**Data extract**
§ §

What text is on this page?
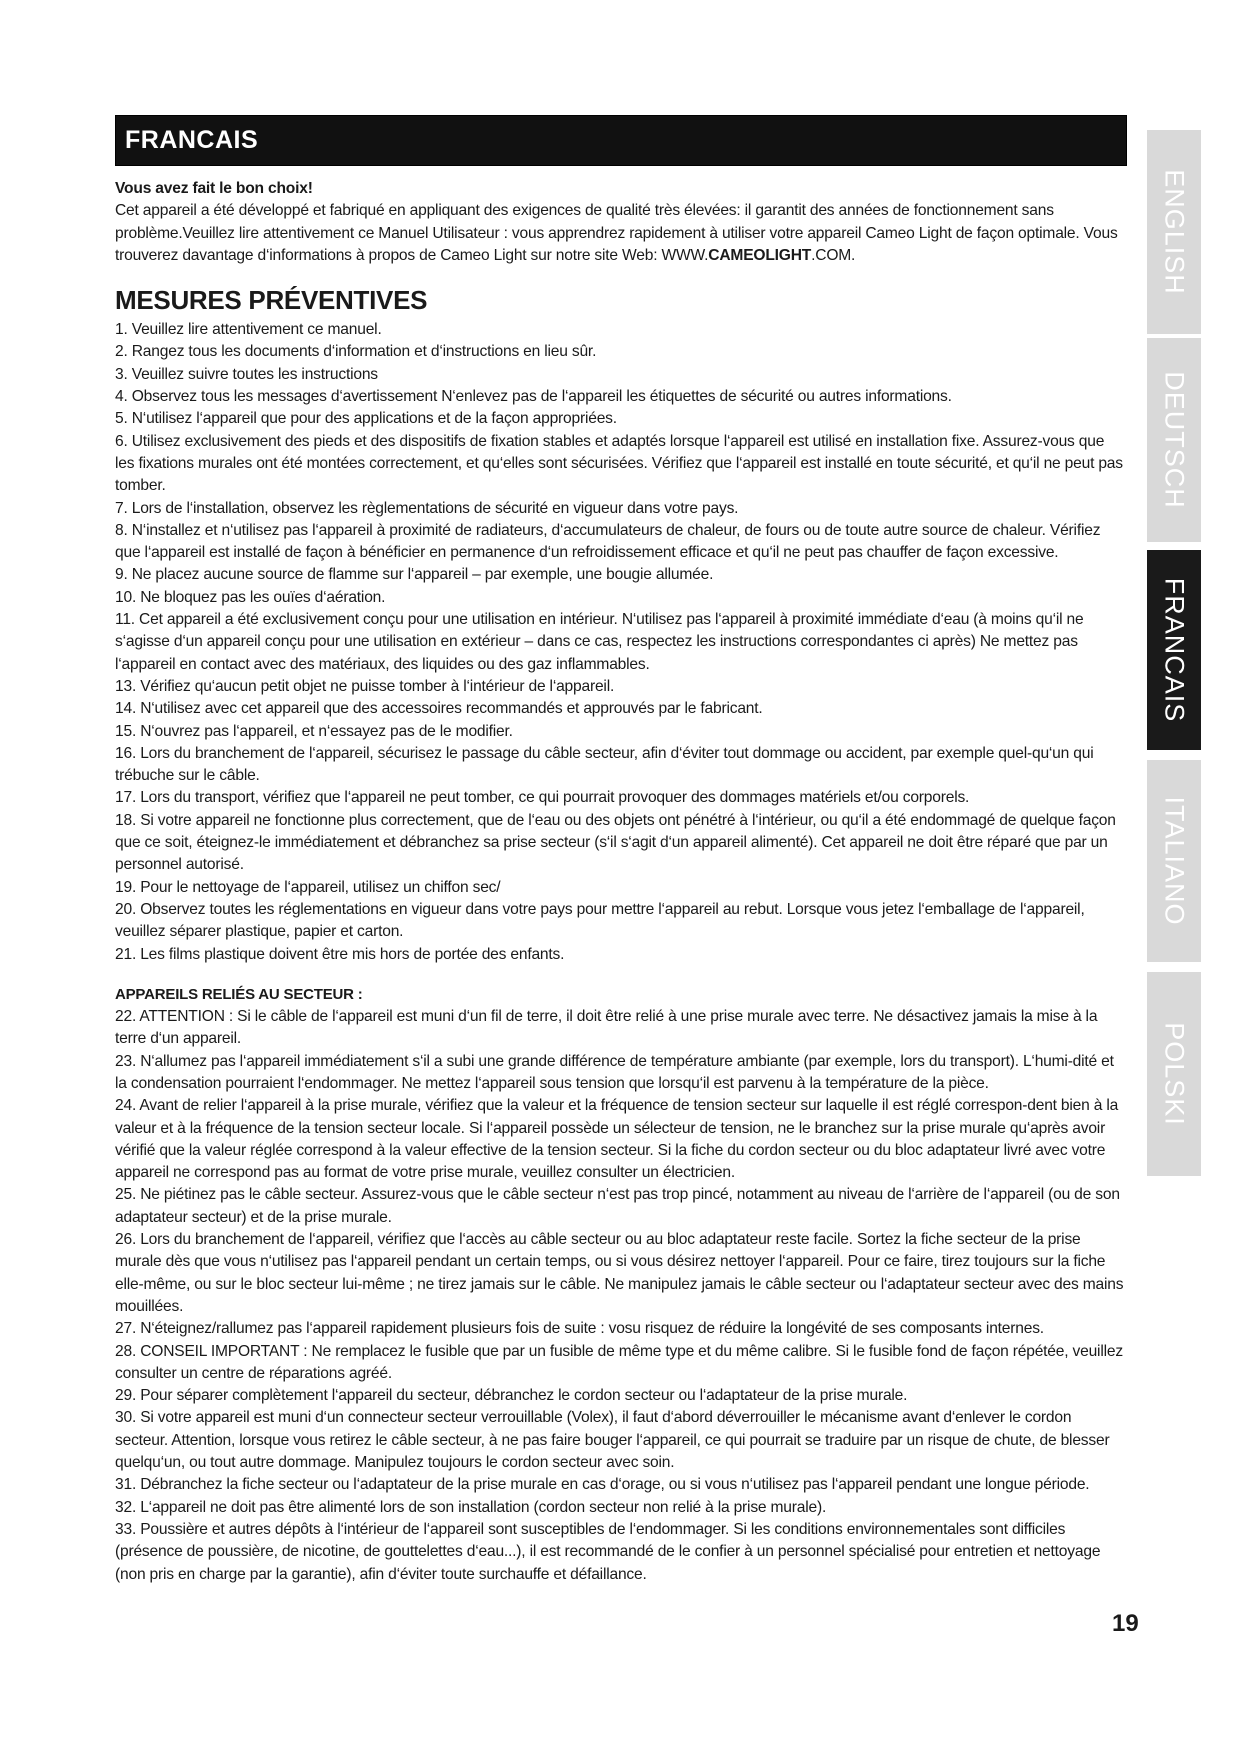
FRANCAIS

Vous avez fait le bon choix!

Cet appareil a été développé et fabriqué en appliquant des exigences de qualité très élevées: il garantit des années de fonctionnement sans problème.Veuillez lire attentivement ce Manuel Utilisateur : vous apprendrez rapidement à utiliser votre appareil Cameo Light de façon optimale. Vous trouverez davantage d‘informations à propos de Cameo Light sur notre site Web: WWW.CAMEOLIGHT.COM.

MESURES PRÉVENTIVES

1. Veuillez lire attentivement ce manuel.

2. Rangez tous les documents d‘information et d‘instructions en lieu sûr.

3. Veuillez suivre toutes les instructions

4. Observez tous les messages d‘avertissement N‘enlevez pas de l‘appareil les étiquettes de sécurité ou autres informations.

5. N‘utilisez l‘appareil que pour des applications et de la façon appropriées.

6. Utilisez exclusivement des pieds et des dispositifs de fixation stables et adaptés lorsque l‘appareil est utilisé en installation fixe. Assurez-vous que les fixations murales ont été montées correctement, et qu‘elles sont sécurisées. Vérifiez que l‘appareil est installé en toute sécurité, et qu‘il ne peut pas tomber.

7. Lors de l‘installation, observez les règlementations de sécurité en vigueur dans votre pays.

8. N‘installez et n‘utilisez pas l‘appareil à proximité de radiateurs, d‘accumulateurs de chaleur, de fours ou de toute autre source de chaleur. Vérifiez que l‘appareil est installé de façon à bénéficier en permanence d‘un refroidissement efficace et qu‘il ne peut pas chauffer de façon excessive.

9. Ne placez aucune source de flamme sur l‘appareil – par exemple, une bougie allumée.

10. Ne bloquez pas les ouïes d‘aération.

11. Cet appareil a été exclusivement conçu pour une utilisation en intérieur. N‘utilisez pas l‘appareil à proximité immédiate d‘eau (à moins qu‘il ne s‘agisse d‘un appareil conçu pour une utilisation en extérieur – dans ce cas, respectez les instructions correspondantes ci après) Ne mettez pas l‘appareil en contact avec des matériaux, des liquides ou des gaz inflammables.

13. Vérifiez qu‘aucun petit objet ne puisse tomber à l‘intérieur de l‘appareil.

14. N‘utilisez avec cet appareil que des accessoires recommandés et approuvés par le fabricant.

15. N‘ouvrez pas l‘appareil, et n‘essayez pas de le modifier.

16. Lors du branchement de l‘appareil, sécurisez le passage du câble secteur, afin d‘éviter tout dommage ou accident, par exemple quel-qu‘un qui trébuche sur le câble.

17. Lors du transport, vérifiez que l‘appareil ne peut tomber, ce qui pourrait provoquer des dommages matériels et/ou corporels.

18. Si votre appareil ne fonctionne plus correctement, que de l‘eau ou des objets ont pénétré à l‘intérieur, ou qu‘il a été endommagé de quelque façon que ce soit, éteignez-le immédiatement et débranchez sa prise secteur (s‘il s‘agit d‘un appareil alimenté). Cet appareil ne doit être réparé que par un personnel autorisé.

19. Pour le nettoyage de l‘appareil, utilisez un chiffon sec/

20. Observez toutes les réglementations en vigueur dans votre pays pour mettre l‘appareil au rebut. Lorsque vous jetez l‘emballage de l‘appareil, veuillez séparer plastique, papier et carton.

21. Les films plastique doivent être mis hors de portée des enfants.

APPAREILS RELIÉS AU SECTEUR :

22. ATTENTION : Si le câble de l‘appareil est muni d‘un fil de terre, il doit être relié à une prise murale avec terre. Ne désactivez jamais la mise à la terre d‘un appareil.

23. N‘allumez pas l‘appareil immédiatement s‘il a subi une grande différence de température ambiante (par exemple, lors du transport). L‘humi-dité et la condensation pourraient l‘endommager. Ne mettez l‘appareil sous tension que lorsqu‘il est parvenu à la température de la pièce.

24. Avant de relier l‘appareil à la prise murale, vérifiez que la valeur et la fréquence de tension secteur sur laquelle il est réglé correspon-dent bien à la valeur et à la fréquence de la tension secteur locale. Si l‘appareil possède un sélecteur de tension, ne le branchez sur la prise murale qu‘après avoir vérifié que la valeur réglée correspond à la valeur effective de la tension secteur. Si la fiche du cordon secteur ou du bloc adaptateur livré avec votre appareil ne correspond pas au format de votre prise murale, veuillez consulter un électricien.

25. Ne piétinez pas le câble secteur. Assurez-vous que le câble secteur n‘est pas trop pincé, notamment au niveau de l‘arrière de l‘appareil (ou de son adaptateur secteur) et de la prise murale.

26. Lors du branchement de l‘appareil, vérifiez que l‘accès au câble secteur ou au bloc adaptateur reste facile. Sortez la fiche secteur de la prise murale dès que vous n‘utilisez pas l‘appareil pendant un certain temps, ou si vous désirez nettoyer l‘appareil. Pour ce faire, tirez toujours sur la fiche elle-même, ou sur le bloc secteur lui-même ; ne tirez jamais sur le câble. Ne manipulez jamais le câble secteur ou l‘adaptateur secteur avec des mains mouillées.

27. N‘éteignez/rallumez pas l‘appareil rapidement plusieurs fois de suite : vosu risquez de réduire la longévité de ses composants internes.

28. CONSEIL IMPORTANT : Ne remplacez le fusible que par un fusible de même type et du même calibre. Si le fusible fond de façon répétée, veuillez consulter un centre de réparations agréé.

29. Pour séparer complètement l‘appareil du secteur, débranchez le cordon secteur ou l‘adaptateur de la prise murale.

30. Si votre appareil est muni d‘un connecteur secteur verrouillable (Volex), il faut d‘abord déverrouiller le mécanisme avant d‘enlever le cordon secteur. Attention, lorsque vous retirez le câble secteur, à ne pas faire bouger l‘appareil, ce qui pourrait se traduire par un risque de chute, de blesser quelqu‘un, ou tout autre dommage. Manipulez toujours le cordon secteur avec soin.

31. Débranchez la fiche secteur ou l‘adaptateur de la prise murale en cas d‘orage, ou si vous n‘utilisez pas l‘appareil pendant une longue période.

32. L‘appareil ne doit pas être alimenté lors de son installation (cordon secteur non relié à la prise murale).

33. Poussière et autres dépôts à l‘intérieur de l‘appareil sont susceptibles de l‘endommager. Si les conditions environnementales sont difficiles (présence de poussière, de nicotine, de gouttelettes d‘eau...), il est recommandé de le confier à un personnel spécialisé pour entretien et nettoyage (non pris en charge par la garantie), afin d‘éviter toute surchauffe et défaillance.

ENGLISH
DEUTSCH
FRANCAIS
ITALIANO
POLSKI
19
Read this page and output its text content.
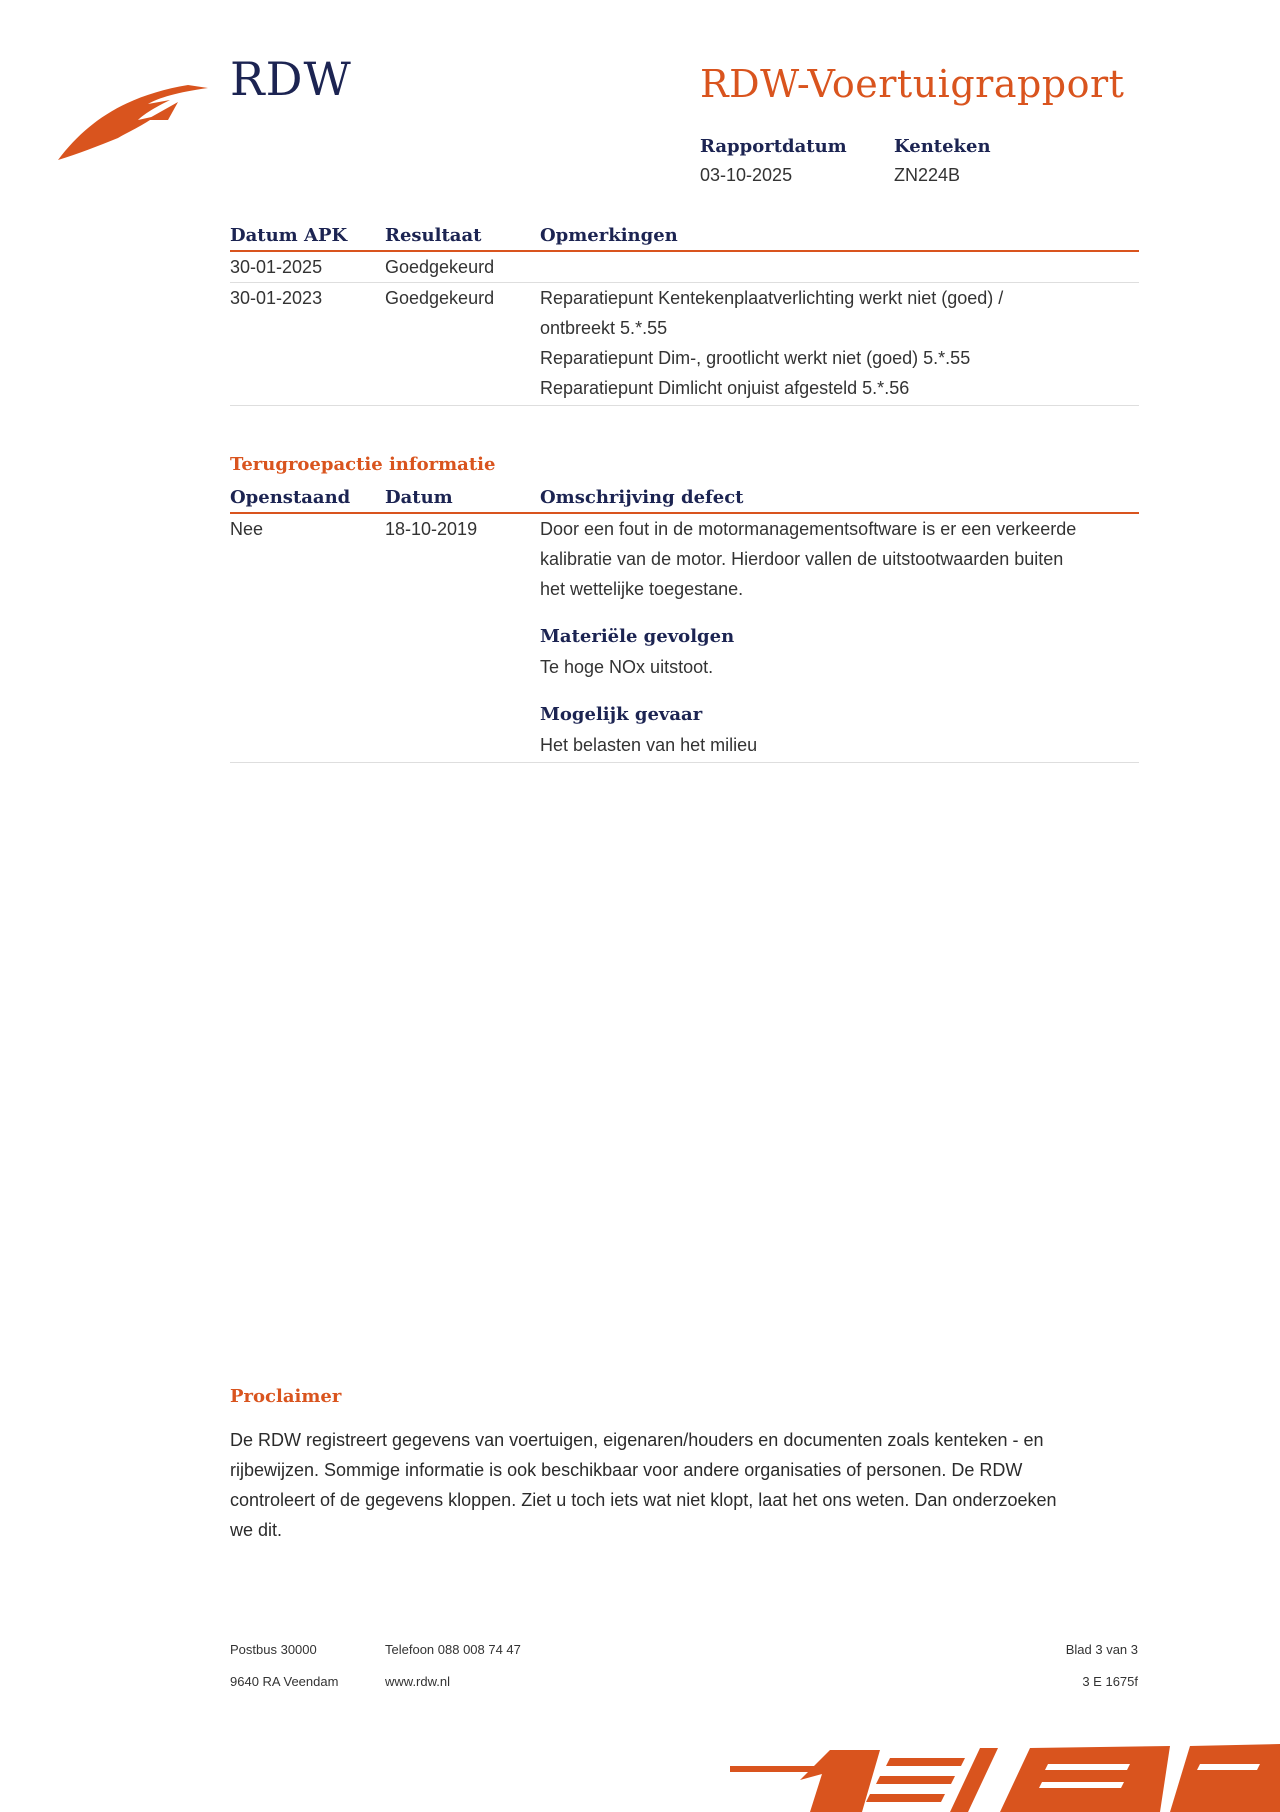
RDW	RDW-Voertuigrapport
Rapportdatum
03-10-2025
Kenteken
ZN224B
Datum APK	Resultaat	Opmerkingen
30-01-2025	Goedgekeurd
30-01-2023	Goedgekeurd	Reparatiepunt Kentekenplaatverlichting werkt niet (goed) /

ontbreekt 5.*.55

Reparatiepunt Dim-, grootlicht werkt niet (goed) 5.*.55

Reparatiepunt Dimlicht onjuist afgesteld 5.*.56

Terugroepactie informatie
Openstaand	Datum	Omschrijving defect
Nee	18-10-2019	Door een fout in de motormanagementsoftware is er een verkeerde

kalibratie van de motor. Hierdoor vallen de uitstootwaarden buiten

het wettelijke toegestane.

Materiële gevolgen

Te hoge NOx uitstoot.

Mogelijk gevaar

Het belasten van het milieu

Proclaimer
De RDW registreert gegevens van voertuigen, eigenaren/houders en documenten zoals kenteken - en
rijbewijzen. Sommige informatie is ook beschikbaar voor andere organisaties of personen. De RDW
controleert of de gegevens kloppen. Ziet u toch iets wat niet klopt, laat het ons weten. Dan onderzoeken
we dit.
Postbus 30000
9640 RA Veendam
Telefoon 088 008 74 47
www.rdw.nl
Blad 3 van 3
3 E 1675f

§ §

Exactly as written, return every line of the listing, but not the pictures.

**Solution to the problem**
What text is on this page?
FRANCAIS

Vous avez fait le bon choix!

Cet appareil a été développé et fabriqué en appliquant des exigences de qualité très élevées: il garantit des années de fonctionnement sans problème.Veuillez lire attentivement ce Manuel Utilisateur : vous apprendrez rapidement à utiliser votre appareil Cameo Light de façon optimale. Vous trouverez davantage d‘informations à propos de Cameo Light sur notre site Web: WWW.CAMEOLIGHT.COM.

MESURES PRÉVENTIVES

1. Veuillez lire attentivement ce manuel.

2. Rangez tous les documents d‘information et d‘instructions en lieu sûr.

3. Veuillez suivre toutes les instructions

4. Observez tous les messages d‘avertissement N‘enlevez pas de l‘appareil les étiquettes de sécurité ou autres informations.

5. N‘utilisez l‘appareil que pour des applications et de la façon appropriées.

6. Utilisez exclusivement des pieds et des dispositifs de fixation stables et adaptés lorsque l‘appareil est utilisé en installation fixe. Assurez-vous que les fixations murales ont été montées correctement, et qu‘elles sont sécurisées. Vérifiez que l‘appareil est installé en toute sécurité, et qu‘il ne peut pas tomber.

7. Lors de l‘installation, observez les règlementations de sécurité en vigueur dans votre pays.

8. N‘installez et n‘utilisez pas l‘appareil à proximité de radiateurs, d‘accumulateurs de chaleur, de fours ou de toute autre source de chaleur. Vérifiez que l‘appareil est installé de façon à bénéficier en permanence d‘un refroidissement efficace et qu‘il ne peut pas chauffer de façon excessive.

9. Ne placez aucune source de flamme sur l‘appareil – par exemple, une bougie allumée.

10. Ne bloquez pas les ouïes d‘aération.

11. Cet appareil a été exclusivement conçu pour une utilisation en intérieur. N‘utilisez pas l‘appareil à proximité immédiate d‘eau (à moins qu‘il ne s‘agisse d‘un appareil conçu pour une utilisation en extérieur – dans ce cas, respectez les instructions correspondantes ci après) Ne mettez pas l‘appareil en contact avec des matériaux, des liquides ou des gaz inflammables.

13. Vérifiez qu‘aucun petit objet ne puisse tomber à l‘intérieur de l‘appareil.

14. N‘utilisez avec cet appareil que des accessoires recommandés et approuvés par le fabricant.

15. N‘ouvrez pas l‘appareil, et n‘essayez pas de le modifier.

16. Lors du branchement de l‘appareil, sécurisez le passage du câble secteur, afin d‘éviter tout dommage ou accident, par exemple quel-qu‘un qui trébuche sur le câble.

17. Lors du transport, vérifiez que l‘appareil ne peut tomber, ce qui pourrait provoquer des dommages matériels et/ou corporels.

18. Si votre appareil ne fonctionne plus correctement, que de l‘eau ou des objets ont pénétré à l‘intérieur, ou qu‘il a été endommagé de quelque façon que ce soit, éteignez-le immédiatement et débranchez sa prise secteur (s‘il s‘agit d‘un appareil alimenté). Cet appareil ne doit être réparé que par un personnel autorisé.

19. Pour le nettoyage de l‘appareil, utilisez un chiffon sec/

20. Observez toutes les réglementations en vigueur dans votre pays pour mettre l‘appareil au rebut. Lorsque vous jetez l‘emballage de l‘appareil, veuillez séparer plastique, papier et carton.

21. Les films plastique doivent être mis hors de portée des enfants.

APPAREILS RELIÉS AU SECTEUR :

22. ATTENTION : Si le câble de l‘appareil est muni d‘un fil de terre, il doit être relié à une prise murale avec terre. Ne désactivez jamais la mise à la terre d‘un appareil.

23. N‘allumez pas l‘appareil immédiatement s‘il a subi une grande différence de température ambiante (par exemple, lors du transport). L‘humi-dité et la condensation pourraient l‘endommager. Ne mettez l‘appareil sous tension que lorsqu‘il est parvenu à la température de la pièce.

24. Avant de relier l‘appareil à la prise murale, vérifiez que la valeur et la fréquence de tension secteur sur laquelle il est réglé correspon-dent bien à la valeur et à la fréquence de la tension secteur locale. Si l‘appareil possède un sélecteur de tension, ne le branchez sur la prise murale qu‘après avoir vérifié que la valeur réglée correspond à la valeur effective de la tension secteur. Si la fiche du cordon secteur ou du bloc adaptateur livré avec votre appareil ne correspond pas au format de votre prise murale, veuillez consulter un électricien.

25. Ne piétinez pas le câble secteur. Assurez-vous que le câble secteur n‘est pas trop pincé, notamment au niveau de l‘arrière de l‘appareil (ou de son adaptateur secteur) et de la prise murale.

26. Lors du branchement de l‘appareil, vérifiez que l‘accès au câble secteur ou au bloc adaptateur reste facile. Sortez la fiche secteur de la prise murale dès que vous n‘utilisez pas l‘appareil pendant un certain temps, ou si vous désirez nettoyer l‘appareil. Pour ce faire, tirez toujours sur la fiche elle-même, ou sur le bloc secteur lui-même ; ne tirez jamais sur le câble. Ne manipulez jamais le câble secteur ou l‘adaptateur secteur avec des mains mouillées.

27. N‘éteignez/rallumez pas l‘appareil rapidement plusieurs fois de suite : vosu risquez de réduire la longévité de ses composants internes.

28. CONSEIL IMPORTANT : Ne remplacez le fusible que par un fusible de même type et du même calibre. Si le fusible fond de façon répétée, veuillez consulter un centre de réparations agréé.

29. Pour séparer complètement l‘appareil du secteur, débranchez le cordon secteur ou l‘adaptateur de la prise murale.

30. Si votre appareil est muni d‘un connecteur secteur verrouillable (Volex), il faut d‘abord déverrouiller le mécanisme avant d‘enlever le cordon secteur. Attention, lorsque vous retirez le câble secteur, à ne pas faire bouger l‘appareil, ce qui pourrait se traduire par un risque de chute, de blesser quelqu‘un, ou tout autre dommage. Manipulez toujours le cordon secteur avec soin.

31. Débranchez la fiche secteur ou l‘adaptateur de la prise murale en cas d‘orage, ou si vous n‘utilisez pas l‘appareil pendant une longue période.

32. L‘appareil ne doit pas être alimenté lors de son installation (cordon secteur non relié à la prise murale).

33. Poussière et autres dépôts à l‘intérieur de l‘appareil sont susceptibles de l‘endommager. Si les conditions environnementales sont difficiles (présence de poussière, de nicotine, de gouttelettes d‘eau...), il est recommandé de le confier à un personnel spécialisé pour entretien et nettoyage (non pris en charge par la garantie), afin d‘éviter toute surchauffe et défaillance.

ENGLISH
DEUTSCH
FRANCAIS
ITALIANO
POLSKI
19
Read this page and output its text content.
RDW	RDW-Voertuigrapport
Rapportdatum
03-10-2025
Kenteken
ZN224B
Datum APK	Resultaat	Opmerkingen
30-01-2025	Goedgekeurd
30-01-2023	Goedgekeurd	Reparatiepunt Kentekenplaatverlichting werkt niet (goed) /

ontbreekt 5.*.55

Reparatiepunt Dim-, grootlicht werkt niet (goed) 5.*.55

Reparatiepunt Dimlicht onjuist afgesteld 5.*.56

Terugroepactie informatie
Openstaand	Datum	Omschrijving defect
Nee	18-10-2019	Door een fout in de motormanagementsoftware is er een verkeerde

kalibratie van de motor. Hierdoor vallen de uitstootwaarden buiten

het wettelijke toegestane.

Materiële gevolgen

Te hoge NOx uitstoot.

Mogelijk gevaar

Het belasten van het milieu

Proclaimer
De RDW registreert gegevens van voertuigen, eigenaren/houders en documenten zoals kenteken - en
rijbewijzen. Sommige informatie is ook beschikbaar voor andere organisaties of personen. De RDW
controleert of de gegevens kloppen. Ziet u toch iets wat niet klopt, laat het ons weten. Dan onderzoeken
we dit.
Postbus 30000
9640 RA Veendam
Telefoon 088 008 74 47
www.rdw.nl
Blad 3 van 3
3 E 1675f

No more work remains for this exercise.